• **ENTRIES**:
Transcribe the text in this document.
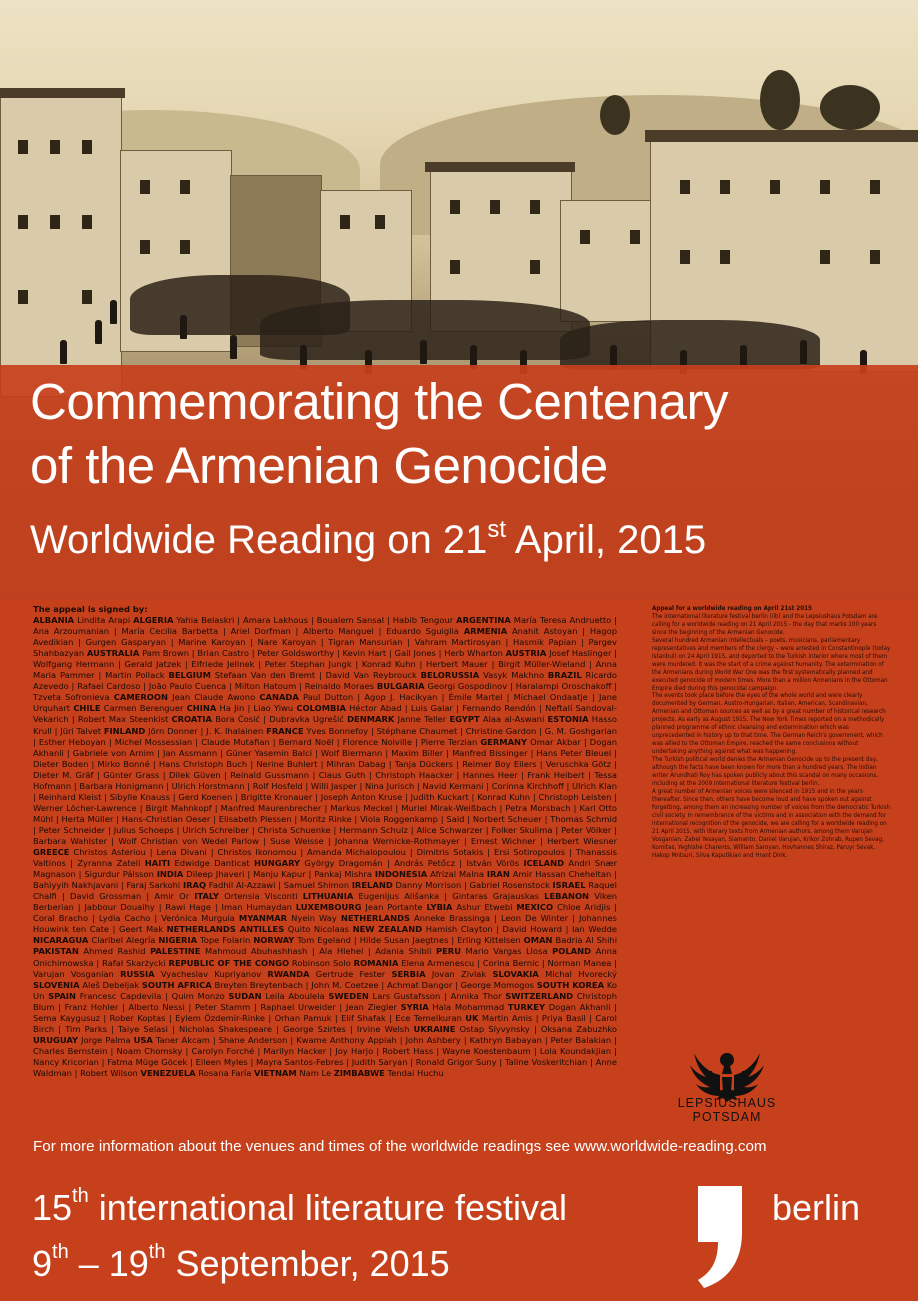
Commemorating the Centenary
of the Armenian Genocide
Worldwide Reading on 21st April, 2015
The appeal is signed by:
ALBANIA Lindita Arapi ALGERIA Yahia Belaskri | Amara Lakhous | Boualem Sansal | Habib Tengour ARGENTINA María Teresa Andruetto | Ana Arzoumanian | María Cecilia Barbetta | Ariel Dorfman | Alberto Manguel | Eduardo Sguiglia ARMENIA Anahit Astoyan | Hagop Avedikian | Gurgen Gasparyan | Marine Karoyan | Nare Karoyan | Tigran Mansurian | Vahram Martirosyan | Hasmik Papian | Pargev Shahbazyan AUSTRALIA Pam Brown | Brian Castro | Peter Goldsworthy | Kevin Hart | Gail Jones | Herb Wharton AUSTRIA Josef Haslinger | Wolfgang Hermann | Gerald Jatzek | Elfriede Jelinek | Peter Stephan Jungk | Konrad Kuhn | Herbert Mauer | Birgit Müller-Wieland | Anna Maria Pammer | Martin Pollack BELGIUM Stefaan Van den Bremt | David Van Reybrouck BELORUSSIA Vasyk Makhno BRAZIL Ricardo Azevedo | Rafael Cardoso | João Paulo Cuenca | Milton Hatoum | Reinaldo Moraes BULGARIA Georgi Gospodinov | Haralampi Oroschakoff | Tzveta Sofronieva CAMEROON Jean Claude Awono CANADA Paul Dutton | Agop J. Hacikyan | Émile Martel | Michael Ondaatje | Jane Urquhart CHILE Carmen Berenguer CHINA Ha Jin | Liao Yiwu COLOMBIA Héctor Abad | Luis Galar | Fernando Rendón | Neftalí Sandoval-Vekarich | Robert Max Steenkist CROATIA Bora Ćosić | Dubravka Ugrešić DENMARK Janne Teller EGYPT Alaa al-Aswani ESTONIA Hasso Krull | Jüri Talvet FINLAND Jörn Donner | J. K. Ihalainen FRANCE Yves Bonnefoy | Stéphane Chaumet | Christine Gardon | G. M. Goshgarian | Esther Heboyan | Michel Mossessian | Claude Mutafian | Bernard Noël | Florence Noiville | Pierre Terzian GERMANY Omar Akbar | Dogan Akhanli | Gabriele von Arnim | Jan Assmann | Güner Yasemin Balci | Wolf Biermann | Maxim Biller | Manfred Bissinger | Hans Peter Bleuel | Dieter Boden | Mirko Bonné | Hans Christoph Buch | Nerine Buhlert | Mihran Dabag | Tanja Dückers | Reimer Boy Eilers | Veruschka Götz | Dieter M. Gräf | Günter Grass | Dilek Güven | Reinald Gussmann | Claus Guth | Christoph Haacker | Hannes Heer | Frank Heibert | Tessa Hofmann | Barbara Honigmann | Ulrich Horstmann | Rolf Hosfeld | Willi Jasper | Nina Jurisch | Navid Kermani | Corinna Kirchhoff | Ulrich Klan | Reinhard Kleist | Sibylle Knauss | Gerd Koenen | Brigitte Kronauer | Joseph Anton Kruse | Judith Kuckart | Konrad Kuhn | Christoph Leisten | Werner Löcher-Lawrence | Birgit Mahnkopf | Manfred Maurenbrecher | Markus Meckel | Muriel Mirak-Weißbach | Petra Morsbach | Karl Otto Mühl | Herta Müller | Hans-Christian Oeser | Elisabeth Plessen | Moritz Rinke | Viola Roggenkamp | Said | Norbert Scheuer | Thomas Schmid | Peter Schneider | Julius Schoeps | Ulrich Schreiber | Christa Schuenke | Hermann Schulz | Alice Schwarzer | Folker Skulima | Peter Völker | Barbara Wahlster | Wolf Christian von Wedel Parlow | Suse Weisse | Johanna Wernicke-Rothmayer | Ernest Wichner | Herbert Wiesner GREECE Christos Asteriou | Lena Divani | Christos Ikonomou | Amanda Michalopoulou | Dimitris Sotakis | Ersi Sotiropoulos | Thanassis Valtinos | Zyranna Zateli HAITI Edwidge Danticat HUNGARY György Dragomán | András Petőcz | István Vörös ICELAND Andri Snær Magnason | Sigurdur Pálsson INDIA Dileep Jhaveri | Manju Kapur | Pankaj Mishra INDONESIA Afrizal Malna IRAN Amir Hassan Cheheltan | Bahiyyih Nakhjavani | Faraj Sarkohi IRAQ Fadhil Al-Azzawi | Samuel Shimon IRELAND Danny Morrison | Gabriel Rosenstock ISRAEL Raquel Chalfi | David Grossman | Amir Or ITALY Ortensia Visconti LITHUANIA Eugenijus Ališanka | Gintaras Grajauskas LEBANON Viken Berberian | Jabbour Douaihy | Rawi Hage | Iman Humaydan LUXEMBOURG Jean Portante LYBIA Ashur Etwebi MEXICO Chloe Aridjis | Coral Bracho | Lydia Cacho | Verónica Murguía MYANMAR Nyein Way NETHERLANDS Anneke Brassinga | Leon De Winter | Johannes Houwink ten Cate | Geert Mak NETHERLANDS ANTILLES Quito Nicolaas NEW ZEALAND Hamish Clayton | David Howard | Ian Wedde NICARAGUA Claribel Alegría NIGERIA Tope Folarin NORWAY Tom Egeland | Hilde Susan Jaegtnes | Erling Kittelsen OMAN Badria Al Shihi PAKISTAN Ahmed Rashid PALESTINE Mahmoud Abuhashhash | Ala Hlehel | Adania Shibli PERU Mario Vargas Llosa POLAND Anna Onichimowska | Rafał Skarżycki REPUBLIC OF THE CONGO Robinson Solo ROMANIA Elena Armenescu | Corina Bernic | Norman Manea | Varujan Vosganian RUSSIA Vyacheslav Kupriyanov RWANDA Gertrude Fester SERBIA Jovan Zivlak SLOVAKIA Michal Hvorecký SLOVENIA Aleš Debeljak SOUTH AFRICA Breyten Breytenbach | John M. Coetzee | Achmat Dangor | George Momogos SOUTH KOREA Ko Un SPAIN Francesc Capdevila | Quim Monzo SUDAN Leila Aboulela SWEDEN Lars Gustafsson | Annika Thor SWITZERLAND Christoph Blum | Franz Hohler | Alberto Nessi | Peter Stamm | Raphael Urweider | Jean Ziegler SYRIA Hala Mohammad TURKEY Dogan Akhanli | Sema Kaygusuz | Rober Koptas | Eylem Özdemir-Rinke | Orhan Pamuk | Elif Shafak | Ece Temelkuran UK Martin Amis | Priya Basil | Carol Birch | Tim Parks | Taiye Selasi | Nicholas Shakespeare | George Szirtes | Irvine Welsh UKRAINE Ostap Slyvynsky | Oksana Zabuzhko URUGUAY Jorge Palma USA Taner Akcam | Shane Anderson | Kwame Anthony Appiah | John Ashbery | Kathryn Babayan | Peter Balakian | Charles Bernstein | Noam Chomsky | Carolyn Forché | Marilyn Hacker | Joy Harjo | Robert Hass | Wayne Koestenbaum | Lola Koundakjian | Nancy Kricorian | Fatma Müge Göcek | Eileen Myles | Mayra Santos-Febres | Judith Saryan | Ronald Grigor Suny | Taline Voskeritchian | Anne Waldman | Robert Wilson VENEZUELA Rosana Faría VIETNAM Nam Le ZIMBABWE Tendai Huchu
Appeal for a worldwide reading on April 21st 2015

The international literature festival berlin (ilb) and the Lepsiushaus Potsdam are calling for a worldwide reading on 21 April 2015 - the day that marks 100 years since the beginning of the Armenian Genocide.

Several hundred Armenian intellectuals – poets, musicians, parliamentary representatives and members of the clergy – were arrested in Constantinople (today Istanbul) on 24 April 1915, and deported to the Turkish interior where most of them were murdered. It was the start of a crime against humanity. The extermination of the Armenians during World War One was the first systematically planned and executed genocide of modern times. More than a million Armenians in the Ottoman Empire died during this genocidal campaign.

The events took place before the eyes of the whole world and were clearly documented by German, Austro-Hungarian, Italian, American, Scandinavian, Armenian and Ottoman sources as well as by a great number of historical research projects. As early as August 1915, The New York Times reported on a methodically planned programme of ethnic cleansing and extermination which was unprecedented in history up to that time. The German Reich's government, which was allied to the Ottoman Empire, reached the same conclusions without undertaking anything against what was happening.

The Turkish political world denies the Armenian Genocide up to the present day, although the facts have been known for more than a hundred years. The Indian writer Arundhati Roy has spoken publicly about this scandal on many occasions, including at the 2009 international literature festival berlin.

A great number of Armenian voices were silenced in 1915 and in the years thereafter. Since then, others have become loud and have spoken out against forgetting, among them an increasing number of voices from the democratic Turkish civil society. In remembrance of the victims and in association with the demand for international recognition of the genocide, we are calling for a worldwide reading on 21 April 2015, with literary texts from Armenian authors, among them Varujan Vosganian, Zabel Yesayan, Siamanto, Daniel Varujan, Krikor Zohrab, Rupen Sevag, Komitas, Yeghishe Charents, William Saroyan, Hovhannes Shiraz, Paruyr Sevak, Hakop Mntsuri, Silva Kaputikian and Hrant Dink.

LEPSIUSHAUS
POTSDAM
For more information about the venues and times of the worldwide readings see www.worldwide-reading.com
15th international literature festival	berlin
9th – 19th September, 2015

• **TO DO**:
Extract every line above that contains the word "spoken".

• **CORRECT OUTPUT**:
The Turkish political world denies the Armenian Genocide up to the present day, although the facts have been known for more than a hundred years. The Indian writer Arundhati Roy has spoken publicly about this scandal on many occasions, including at the 2009 international literature festival berlin.
A great number of Armenian voices were silenced in 1915 and in the years thereafter. Since then, others have become loud and have spoken out against forgetting, among them an increasing number of voices from the democratic Turkish civil society. In remembrance of the victims and in association with the demand for international recognition of the genocide, we are calling for a worldwide reading on 21 April 2015, with literary texts from Armenian authors, among them Varujan Vosganian, Zabel Yesayan, Siamanto, Daniel Varujan, Krikor Zohrab, Rupen Sevag, Komitas, Yeghishe Charents, William Saroyan, Hovhannes Shiraz, Paruyr Sevak, Hakop Mntsuri, Silva Kaputikian and Hrant Dink.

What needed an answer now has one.